Set out each line from the following listing that includes the word "Installation".

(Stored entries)
※ ※ ※

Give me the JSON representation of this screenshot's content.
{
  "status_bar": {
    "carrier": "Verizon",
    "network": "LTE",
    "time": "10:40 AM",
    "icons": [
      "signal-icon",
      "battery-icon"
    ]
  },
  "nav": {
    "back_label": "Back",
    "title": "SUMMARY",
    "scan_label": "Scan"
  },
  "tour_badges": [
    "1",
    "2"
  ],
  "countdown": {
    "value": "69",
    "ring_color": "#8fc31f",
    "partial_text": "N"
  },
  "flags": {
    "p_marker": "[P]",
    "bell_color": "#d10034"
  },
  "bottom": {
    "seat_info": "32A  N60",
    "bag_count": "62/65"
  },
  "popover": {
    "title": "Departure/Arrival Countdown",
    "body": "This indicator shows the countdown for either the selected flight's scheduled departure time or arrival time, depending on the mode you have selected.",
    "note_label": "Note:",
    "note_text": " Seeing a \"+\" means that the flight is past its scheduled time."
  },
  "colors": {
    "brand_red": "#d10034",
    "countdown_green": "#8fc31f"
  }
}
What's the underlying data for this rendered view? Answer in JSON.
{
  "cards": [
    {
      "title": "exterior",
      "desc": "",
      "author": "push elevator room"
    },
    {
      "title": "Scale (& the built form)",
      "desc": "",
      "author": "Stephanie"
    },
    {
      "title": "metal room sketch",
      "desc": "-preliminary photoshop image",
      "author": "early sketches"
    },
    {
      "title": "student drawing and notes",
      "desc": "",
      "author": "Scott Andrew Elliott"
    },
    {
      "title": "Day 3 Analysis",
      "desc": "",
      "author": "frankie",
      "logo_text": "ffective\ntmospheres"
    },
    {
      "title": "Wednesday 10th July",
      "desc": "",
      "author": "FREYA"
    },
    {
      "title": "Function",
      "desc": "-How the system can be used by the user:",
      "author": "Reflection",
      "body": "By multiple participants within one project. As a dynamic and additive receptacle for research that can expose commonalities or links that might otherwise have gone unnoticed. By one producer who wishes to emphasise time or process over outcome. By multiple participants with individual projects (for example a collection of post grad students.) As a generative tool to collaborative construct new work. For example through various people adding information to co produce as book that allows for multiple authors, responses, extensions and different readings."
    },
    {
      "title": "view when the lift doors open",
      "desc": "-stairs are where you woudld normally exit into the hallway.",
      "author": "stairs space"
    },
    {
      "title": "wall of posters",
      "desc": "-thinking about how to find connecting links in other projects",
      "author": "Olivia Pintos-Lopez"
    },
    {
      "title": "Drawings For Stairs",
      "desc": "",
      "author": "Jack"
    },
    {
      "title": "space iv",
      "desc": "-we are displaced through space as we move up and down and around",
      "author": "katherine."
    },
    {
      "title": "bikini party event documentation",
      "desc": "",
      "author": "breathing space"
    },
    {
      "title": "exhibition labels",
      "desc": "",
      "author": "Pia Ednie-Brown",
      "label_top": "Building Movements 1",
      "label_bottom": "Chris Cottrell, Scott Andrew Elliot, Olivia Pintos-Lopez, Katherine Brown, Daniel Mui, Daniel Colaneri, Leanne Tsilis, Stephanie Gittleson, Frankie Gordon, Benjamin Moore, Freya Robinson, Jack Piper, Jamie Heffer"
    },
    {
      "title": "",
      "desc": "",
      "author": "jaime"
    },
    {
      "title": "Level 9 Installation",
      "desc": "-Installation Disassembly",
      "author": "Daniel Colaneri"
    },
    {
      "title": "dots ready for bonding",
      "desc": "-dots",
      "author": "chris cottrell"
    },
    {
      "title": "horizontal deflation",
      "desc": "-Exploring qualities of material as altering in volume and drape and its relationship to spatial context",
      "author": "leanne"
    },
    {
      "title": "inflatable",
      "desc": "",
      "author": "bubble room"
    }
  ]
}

※ ※ ※

**Exercise answer:**
      "title": "Level 9 Installation",
      "desc": "-Installation Disassembly",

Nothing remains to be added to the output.